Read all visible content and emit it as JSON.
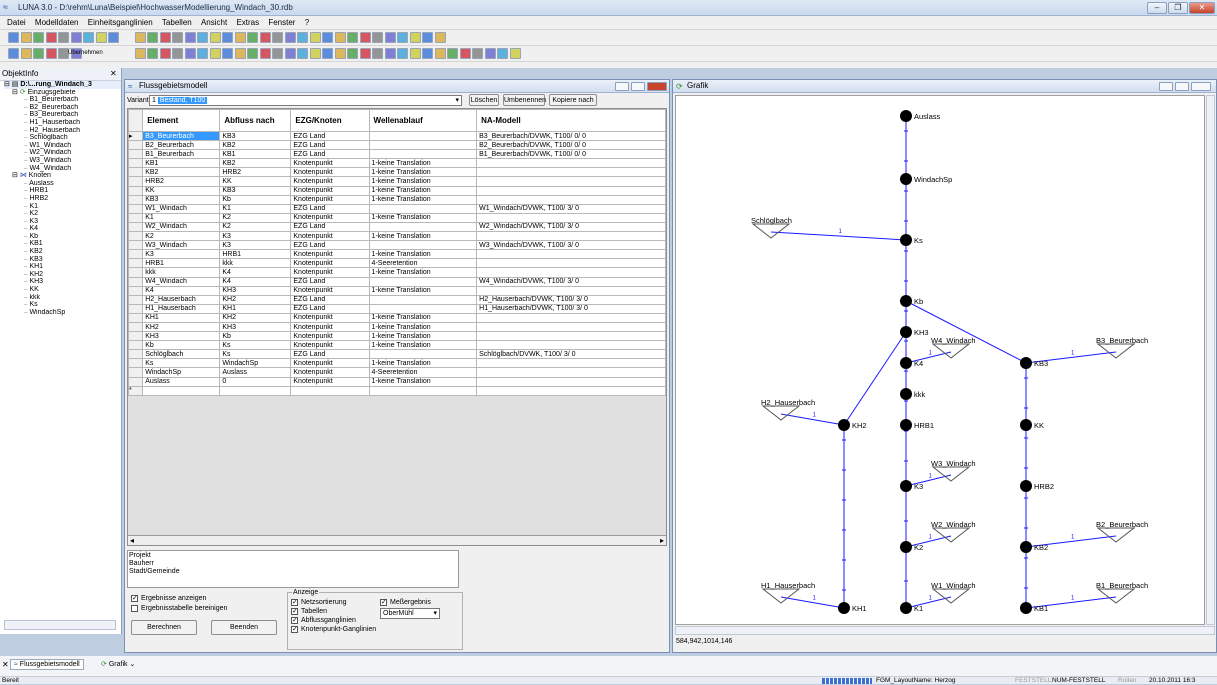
{
  "app": {
    "title": "LUNA 3.0 - D:\\rehm\\Luna\\Beispiel\\HochwasserModellierung_Windach_30.rdb"
  },
  "menu": [
    "Datei",
    "Modelldaten",
    "Einheitsganglinien",
    "Tabellen",
    "Ansicht",
    "Extras",
    "Fenster",
    "?"
  ],
  "toolbar3": {
    "uebernehmen": "Übernehmen"
  },
  "left_panel": {
    "title": "ObjektInfo",
    "root": "D:\\...rung_Windach_3",
    "group1": "Einzugsgebiete",
    "ezg": [
      "B1_Beurerbach",
      "B2_Beurerbach",
      "B3_Beurerbach",
      "H1_Hauserbach",
      "H2_Hauserbach",
      "Schlöglbach",
      "W1_Windach",
      "W2_Windach",
      "W3_Windach",
      "W4_Windach"
    ],
    "group2": "Knoten",
    "knoten": [
      "Auslass",
      "HRB1",
      "HRB2",
      "K1",
      "K2",
      "K3",
      "K4",
      "Kb",
      "KB1",
      "KB2",
      "KB3",
      "KH1",
      "KH2",
      "KH3",
      "KK",
      "kkk",
      "Ks",
      "WindachSp"
    ]
  },
  "model_window": {
    "title": "Flussgebietsmodell",
    "variante_label": "Variante:",
    "variante_num": "1",
    "variante_value": "Bestand, T100",
    "btn_loeschen": "Löschen",
    "btn_umbenennen": "Umbenennen",
    "btn_kopiere": "Kopiere nach",
    "columns": [
      "Element",
      "Abfluss nach",
      "EZG/Knoten",
      "Wellenablauf",
      "NA-Modell"
    ],
    "rows": [
      [
        "B3_Beurerbach",
        "KB3",
        "EZG Land",
        "",
        "B3_Beurerbach/DVWK, T100/ 0/ 0"
      ],
      [
        "B2_Beurerbach",
        "KB2",
        "EZG Land",
        "",
        "B2_Beurerbach/DVWK, T100/ 0/ 0"
      ],
      [
        "B1_Beurerbach",
        "KB1",
        "EZG Land",
        "",
        "B1_Beurerbach/DVWK, T100/ 0/ 0"
      ],
      [
        "KB1",
        "KB2",
        "Knotenpunkt",
        "1-keine Translation",
        ""
      ],
      [
        "KB2",
        "HRB2",
        "Knotenpunkt",
        "1-keine Translation",
        ""
      ],
      [
        "HRB2",
        "KK",
        "Knotenpunkt",
        "1-keine Translation",
        ""
      ],
      [
        "KK",
        "KB3",
        "Knotenpunkt",
        "1-keine Translation",
        ""
      ],
      [
        "KB3",
        "Kb",
        "Knotenpunkt",
        "1-keine Translation",
        ""
      ],
      [
        "W1_Windach",
        "K1",
        "EZG Land",
        "",
        "W1_Windach/DVWK, T100/ 3/ 0"
      ],
      [
        "K1",
        "K2",
        "Knotenpunkt",
        "1-keine Translation",
        ""
      ],
      [
        "W2_Windach",
        "K2",
        "EZG Land",
        "",
        "W2_Windach/DVWK, T100/ 3/ 0"
      ],
      [
        "K2",
        "K3",
        "Knotenpunkt",
        "1-keine Translation",
        ""
      ],
      [
        "W3_Windach",
        "K3",
        "EZG Land",
        "",
        "W3_Windach/DVWK, T100/ 3/ 0"
      ],
      [
        "K3",
        "HRB1",
        "Knotenpunkt",
        "1-keine Translation",
        ""
      ],
      [
        "HRB1",
        "kkk",
        "Knotenpunkt",
        "4-Seeretention",
        ""
      ],
      [
        "kkk",
        "K4",
        "Knotenpunkt",
        "1-keine Translation",
        ""
      ],
      [
        "W4_Windach",
        "K4",
        "EZG Land",
        "",
        "W4_Windach/DVWK, T100/ 3/ 0"
      ],
      [
        "K4",
        "KH3",
        "Knotenpunkt",
        "1-keine Translation",
        ""
      ],
      [
        "H2_Hauserbach",
        "KH2",
        "EZG Land",
        "",
        "H2_Hauserbach/DVWK, T100/ 3/ 0"
      ],
      [
        "H1_Hauserbach",
        "KH1",
        "EZG Land",
        "",
        "H1_Hauserbach/DVWK, T100/ 3/ 0"
      ],
      [
        "KH1",
        "KH2",
        "Knotenpunkt",
        "1-keine Translation",
        ""
      ],
      [
        "KH2",
        "KH3",
        "Knotenpunkt",
        "1-keine Translation",
        ""
      ],
      [
        "KH3",
        "Kb",
        "Knotenpunkt",
        "1-keine Translation",
        ""
      ],
      [
        "Kb",
        "Ks",
        "Knotenpunkt",
        "1-keine Translation",
        ""
      ],
      [
        "Schlöglbach",
        "Ks",
        "EZG Land",
        "",
        "Schlöglbach/DVWK, T100/ 3/ 0"
      ],
      [
        "Ks",
        "WindachSp",
        "Knotenpunkt",
        "1-keine Translation",
        ""
      ],
      [
        "WindachSp",
        "Auslass",
        "Knotenpunkt",
        "4-Seeretention",
        ""
      ],
      [
        "Auslass",
        "0",
        "Knotenpunkt",
        "1-keine Translation",
        ""
      ]
    ],
    "new_row_marker": "*",
    "selected_marker": "▸",
    "info_lines": [
      "Projekt",
      "Bauherr",
      "Stadt/Gemeinde"
    ],
    "chk_ergebnisse": "Ergebnisse anzeigen",
    "chk_bereinigen": "Ergebnisstabelle bereinigen",
    "anzeige_label": "Anzeige",
    "chk_netzsortierung": "Netzsortierung",
    "chk_tabellen": "Tabellen",
    "chk_abfluss": "Abflussganglinien",
    "chk_knoten": "Knotenpunkt-Ganglinien",
    "chk_messergebnis": "Meßergebnis",
    "messstelle": "OberMühl",
    "btn_berechnen": "Berechnen",
    "btn_beenden": "Beenden"
  },
  "graphic_window": {
    "title": "Grafik",
    "coord": "584,942,1014,146",
    "edge_label": "1",
    "nodes": {
      "Auslass": "Auslass",
      "WindachSp": "WindachSp",
      "Ks": "Ks",
      "Kb": "Kb",
      "KH3": "KH3",
      "K4": "K4",
      "kkk": "kkk",
      "HRB1": "HRB1",
      "K3": "K3",
      "K2": "K2",
      "K1": "K1",
      "KH2": "KH2",
      "KH1": "KH1",
      "KB3": "KB3",
      "KK": "KK",
      "HRB2": "HRB2",
      "KB2": "KB2",
      "KB1": "KB1"
    },
    "catchments": {
      "Schloeglbach": "Schlöglbach",
      "W4": "W4_Windach",
      "W3": "W3_Windach",
      "W2": "W2_Windach",
      "W1": "W1_Windach",
      "H2": "H2_Hauserbach",
      "H1": "H1_Hauserbach",
      "B3": "B3_Beurerbach",
      "B2": "B2_Beurerbach",
      "B1": "B1_Beurerbach"
    }
  },
  "tabs": [
    "Flussgebietsmodell",
    "Grafik"
  ],
  "status": {
    "left": "Bereit",
    "layout": "FGM_LayoutName: Herzog",
    "feststell": "FESTSTELL",
    "num": "NUM-FESTSTELL",
    "rollen": "Rollen",
    "datetime": "20.10.2011 16:3"
  },
  "colors": {
    "selection": "#3399ff",
    "network": "#1a1aff",
    "node": "#000000"
  }
}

WHAT YOU ARE ASKED TO DO: Without the pictures, repeat the listing above exactly.

RESULT OF THE TASK:
Read all visible content and emit it as JSON.
{
  "app": {
    "title": "LUNA 3.0 - D:\\rehm\\Luna\\Beispiel\\HochwasserModellierung_Windach_30.rdb"
  },
  "menu": [
    "Datei",
    "Modelldaten",
    "Einheitsganglinien",
    "Tabellen",
    "Ansicht",
    "Extras",
    "Fenster",
    "?"
  ],
  "toolbar3": {
    "uebernehmen": "Übernehmen"
  },
  "left_panel": {
    "title": "ObjektInfo",
    "root": "D:\\...rung_Windach_3",
    "group1": "Einzugsgebiete",
    "ezg": [
      "B1_Beurerbach",
      "B2_Beurerbach",
      "B3_Beurerbach",
      "H1_Hauserbach",
      "H2_Hauserbach",
      "Schlöglbach",
      "W1_Windach",
      "W2_Windach",
      "W3_Windach",
      "W4_Windach"
    ],
    "group2": "Knoten",
    "knoten": [
      "Auslass",
      "HRB1",
      "HRB2",
      "K1",
      "K2",
      "K3",
      "K4",
      "Kb",
      "KB1",
      "KB2",
      "KB3",
      "KH1",
      "KH2",
      "KH3",
      "KK",
      "kkk",
      "Ks",
      "WindachSp"
    ]
  },
  "model_window": {
    "title": "Flussgebietsmodell",
    "variante_label": "Variante:",
    "variante_num": "1",
    "variante_value": "Bestand, T100",
    "btn_loeschen": "Löschen",
    "btn_umbenennen": "Umbenennen",
    "btn_kopiere": "Kopiere nach",
    "columns": [
      "Element",
      "Abfluss nach",
      "EZG/Knoten",
      "Wellenablauf",
      "NA-Modell"
    ],
    "rows": [
      [
        "B3_Beurerbach",
        "KB3",
        "EZG Land",
        "",
        "B3_Beurerbach/DVWK, T100/ 0/ 0"
      ],
      [
        "B2_Beurerbach",
        "KB2",
        "EZG Land",
        "",
        "B2_Beurerbach/DVWK, T100/ 0/ 0"
      ],
      [
        "B1_Beurerbach",
        "KB1",
        "EZG Land",
        "",
        "B1_Beurerbach/DVWK, T100/ 0/ 0"
      ],
      [
        "KB1",
        "KB2",
        "Knotenpunkt",
        "1-keine Translation",
        ""
      ],
      [
        "KB2",
        "HRB2",
        "Knotenpunkt",
        "1-keine Translation",
        ""
      ],
      [
        "HRB2",
        "KK",
        "Knotenpunkt",
        "1-keine Translation",
        ""
      ],
      [
        "KK",
        "KB3",
        "Knotenpunkt",
        "1-keine Translation",
        ""
      ],
      [
        "KB3",
        "Kb",
        "Knotenpunkt",
        "1-keine Translation",
        ""
      ],
      [
        "W1_Windach",
        "K1",
        "EZG Land",
        "",
        "W1_Windach/DVWK, T100/ 3/ 0"
      ],
      [
        "K1",
        "K2",
        "Knotenpunkt",
        "1-keine Translation",
        ""
      ],
      [
        "W2_Windach",
        "K2",
        "EZG Land",
        "",
        "W2_Windach/DVWK, T100/ 3/ 0"
      ],
      [
        "K2",
        "K3",
        "Knotenpunkt",
        "1-keine Translation",
        ""
      ],
      [
        "W3_Windach",
        "K3",
        "EZG Land",
        "",
        "W3_Windach/DVWK, T100/ 3/ 0"
      ],
      [
        "K3",
        "HRB1",
        "Knotenpunkt",
        "1-keine Translation",
        ""
      ],
      [
        "HRB1",
        "kkk",
        "Knotenpunkt",
        "4-Seeretention",
        ""
      ],
      [
        "kkk",
        "K4",
        "Knotenpunkt",
        "1-keine Translation",
        ""
      ],
      [
        "W4_Windach",
        "K4",
        "EZG Land",
        "",
        "W4_Windach/DVWK, T100/ 3/ 0"
      ],
      [
        "K4",
        "KH3",
        "Knotenpunkt",
        "1-keine Translation",
        ""
      ],
      [
        "H2_Hauserbach",
        "KH2",
        "EZG Land",
        "",
        "H2_Hauserbach/DVWK, T100/ 3/ 0"
      ],
      [
        "H1_Hauserbach",
        "KH1",
        "EZG Land",
        "",
        "H1_Hauserbach/DVWK, T100/ 3/ 0"
      ],
      [
        "KH1",
        "KH2",
        "Knotenpunkt",
        "1-keine Translation",
        ""
      ],
      [
        "KH2",
        "KH3",
        "Knotenpunkt",
        "1-keine Translation",
        ""
      ],
      [
        "KH3",
        "Kb",
        "Knotenpunkt",
        "1-keine Translation",
        ""
      ],
      [
        "Kb",
        "Ks",
        "Knotenpunkt",
        "1-keine Translation",
        ""
      ],
      [
        "Schlöglbach",
        "Ks",
        "EZG Land",
        "",
        "Schlöglbach/DVWK, T100/ 3/ 0"
      ],
      [
        "Ks",
        "WindachSp",
        "Knotenpunkt",
        "1-keine Translation",
        ""
      ],
      [
        "WindachSp",
        "Auslass",
        "Knotenpunkt",
        "4-Seeretention",
        ""
      ],
      [
        "Auslass",
        "0",
        "Knotenpunkt",
        "1-keine Translation",
        ""
      ]
    ],
    "new_row_marker": "*",
    "selected_marker": "▸",
    "info_lines": [
      "Projekt",
      "Bauherr",
      "Stadt/Gemeinde"
    ],
    "chk_ergebnisse": "Ergebnisse anzeigen",
    "chk_bereinigen": "Ergebnisstabelle bereinigen",
    "anzeige_label": "Anzeige",
    "chk_netzsortierung": "Netzsortierung",
    "chk_tabellen": "Tabellen",
    "chk_abfluss": "Abflussganglinien",
    "chk_knoten": "Knotenpunkt-Ganglinien",
    "chk_messergebnis": "Meßergebnis",
    "messstelle": "OberMühl",
    "btn_berechnen": "Berechnen",
    "btn_beenden": "Beenden"
  },
  "graphic_window": {
    "title": "Grafik",
    "coord": "584,942,1014,146",
    "edge_label": "1",
    "nodes": {
      "Auslass": "Auslass",
      "WindachSp": "WindachSp",
      "Ks": "Ks",
      "Kb": "Kb",
      "KH3": "KH3",
      "K4": "K4",
      "kkk": "kkk",
      "HRB1": "HRB1",
      "K3": "K3",
      "K2": "K2",
      "K1": "K1",
      "KH2": "KH2",
      "KH1": "KH1",
      "KB3": "KB3",
      "KK": "KK",
      "HRB2": "HRB2",
      "KB2": "KB2",
      "KB1": "KB1"
    },
    "catchments": {
      "Schloeglbach": "Schlöglbach",
      "W4": "W4_Windach",
      "W3": "W3_Windach",
      "W2": "W2_Windach",
      "W1": "W1_Windach",
      "H2": "H2_Hauserbach",
      "H1": "H1_Hauserbach",
      "B3": "B3_Beurerbach",
      "B2": "B2_Beurerbach",
      "B1": "B1_Beurerbach"
    }
  },
  "tabs": [
    "Flussgebietsmodell",
    "Grafik"
  ],
  "status": {
    "left": "Bereit",
    "layout": "FGM_LayoutName: Herzog",
    "feststell": "FESTSTELL",
    "num": "NUM-FESTSTELL",
    "rollen": "Rollen",
    "datetime": "20.10.2011 16:3"
  },
  "colors": {
    "selection": "#3399ff",
    "network": "#1a1aff",
    "node": "#000000"
  }
}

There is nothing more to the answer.